*Task instructions:*
Copy out all the entries word for word.

*Entries shown:*
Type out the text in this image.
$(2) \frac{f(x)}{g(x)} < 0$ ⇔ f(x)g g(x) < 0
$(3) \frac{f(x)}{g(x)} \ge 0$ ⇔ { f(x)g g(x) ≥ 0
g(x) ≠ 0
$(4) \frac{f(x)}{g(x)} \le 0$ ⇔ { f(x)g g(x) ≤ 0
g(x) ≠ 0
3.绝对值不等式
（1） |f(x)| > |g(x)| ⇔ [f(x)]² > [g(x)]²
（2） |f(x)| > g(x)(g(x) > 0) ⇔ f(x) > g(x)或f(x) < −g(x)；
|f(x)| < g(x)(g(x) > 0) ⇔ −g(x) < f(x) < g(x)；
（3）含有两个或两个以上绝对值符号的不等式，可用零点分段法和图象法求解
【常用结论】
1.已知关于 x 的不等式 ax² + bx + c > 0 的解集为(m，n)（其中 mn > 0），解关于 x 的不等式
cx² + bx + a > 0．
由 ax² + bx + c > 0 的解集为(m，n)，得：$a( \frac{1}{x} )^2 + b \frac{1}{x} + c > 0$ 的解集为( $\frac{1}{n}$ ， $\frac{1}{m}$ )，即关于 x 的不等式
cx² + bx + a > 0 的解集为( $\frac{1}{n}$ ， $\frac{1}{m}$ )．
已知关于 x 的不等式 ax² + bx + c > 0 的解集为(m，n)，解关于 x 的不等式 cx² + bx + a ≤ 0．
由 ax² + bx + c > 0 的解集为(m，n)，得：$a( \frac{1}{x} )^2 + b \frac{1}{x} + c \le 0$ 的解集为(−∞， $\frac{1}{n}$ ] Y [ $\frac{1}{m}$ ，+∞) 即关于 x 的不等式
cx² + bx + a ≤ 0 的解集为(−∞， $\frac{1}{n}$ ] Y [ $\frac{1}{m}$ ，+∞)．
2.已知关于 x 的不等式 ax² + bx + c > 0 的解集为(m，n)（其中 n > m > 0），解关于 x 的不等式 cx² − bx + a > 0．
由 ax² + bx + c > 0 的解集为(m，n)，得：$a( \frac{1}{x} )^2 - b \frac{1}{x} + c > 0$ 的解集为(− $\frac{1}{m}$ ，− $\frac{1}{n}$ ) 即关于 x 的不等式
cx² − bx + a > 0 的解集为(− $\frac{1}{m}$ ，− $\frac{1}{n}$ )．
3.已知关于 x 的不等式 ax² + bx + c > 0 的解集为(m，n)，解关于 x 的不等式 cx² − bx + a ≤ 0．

*Written reply:*
Type out the text in this image.
$(2) \frac{f(x)}{g(x)} < 0$ ⇔ f(x)g g(x) < 0
$(3) \frac{f(x)}{g(x)} \ge 0$ ⇔ { f(x)g g(x) ≥ 0
g(x) ≠ 0
$(4) \frac{f(x)}{g(x)} \le 0$ ⇔ { f(x)g g(x) ≤ 0
g(x) ≠ 0
3.绝对值不等式
（1） |f(x)| > |g(x)| ⇔ [f(x)]² > [g(x)]²
（2） |f(x)| > g(x)(g(x) > 0) ⇔ f(x) > g(x)或f(x) < −g(x)；
|f(x)| < g(x)(g(x) > 0) ⇔ −g(x) < f(x) < g(x)；
（3）含有两个或两个以上绝对值符号的不等式，可用零点分段法和图象法求解
【常用结论】
1.已知关于 x 的不等式 ax² + bx + c > 0 的解集为(m，n)（其中 mn > 0），解关于 x 的不等式
cx² + bx + a > 0．
由 ax² + bx + c > 0 的解集为(m，n)，得：$a( \frac{1}{x} )^2 + b \frac{1}{x} + c > 0$ 的解集为( $\frac{1}{n}$ ， $\frac{1}{m}$ )，即关于 x 的不等式
cx² + bx + a > 0 的解集为( $\frac{1}{n}$ ， $\frac{1}{m}$ )．
已知关于 x 的不等式 ax² + bx + c > 0 的解集为(m，n)，解关于 x 的不等式 cx² + bx + a ≤ 0．
由 ax² + bx + c > 0 的解集为(m，n)，得：$a( \frac{1}{x} )^2 + b \frac{1}{x} + c \le 0$ 的解集为(−∞， $\frac{1}{n}$ ] Y [ $\frac{1}{m}$ ，+∞) 即关于 x 的不等式
cx² + bx + a ≤ 0 的解集为(−∞， $\frac{1}{n}$ ] Y [ $\frac{1}{m}$ ，+∞)．
2.已知关于 x 的不等式 ax² + bx + c > 0 的解集为(m，n)（其中 n > m > 0），解关于 x 的不等式 cx² − bx + a > 0．
由 ax² + bx + c > 0 的解集为(m，n)，得：$a( \frac{1}{x} )^2 - b \frac{1}{x} + c > 0$ 的解集为(− $\frac{1}{m}$ ，− $\frac{1}{n}$ ) 即关于 x 的不等式
cx² − bx + a > 0 的解集为(− $\frac{1}{m}$ ，− $\frac{1}{n}$ )．
3.已知关于 x 的不等式 ax² + bx + c > 0 的解集为(m，n)，解关于 x 的不等式 cx² − bx + a ≤ 0．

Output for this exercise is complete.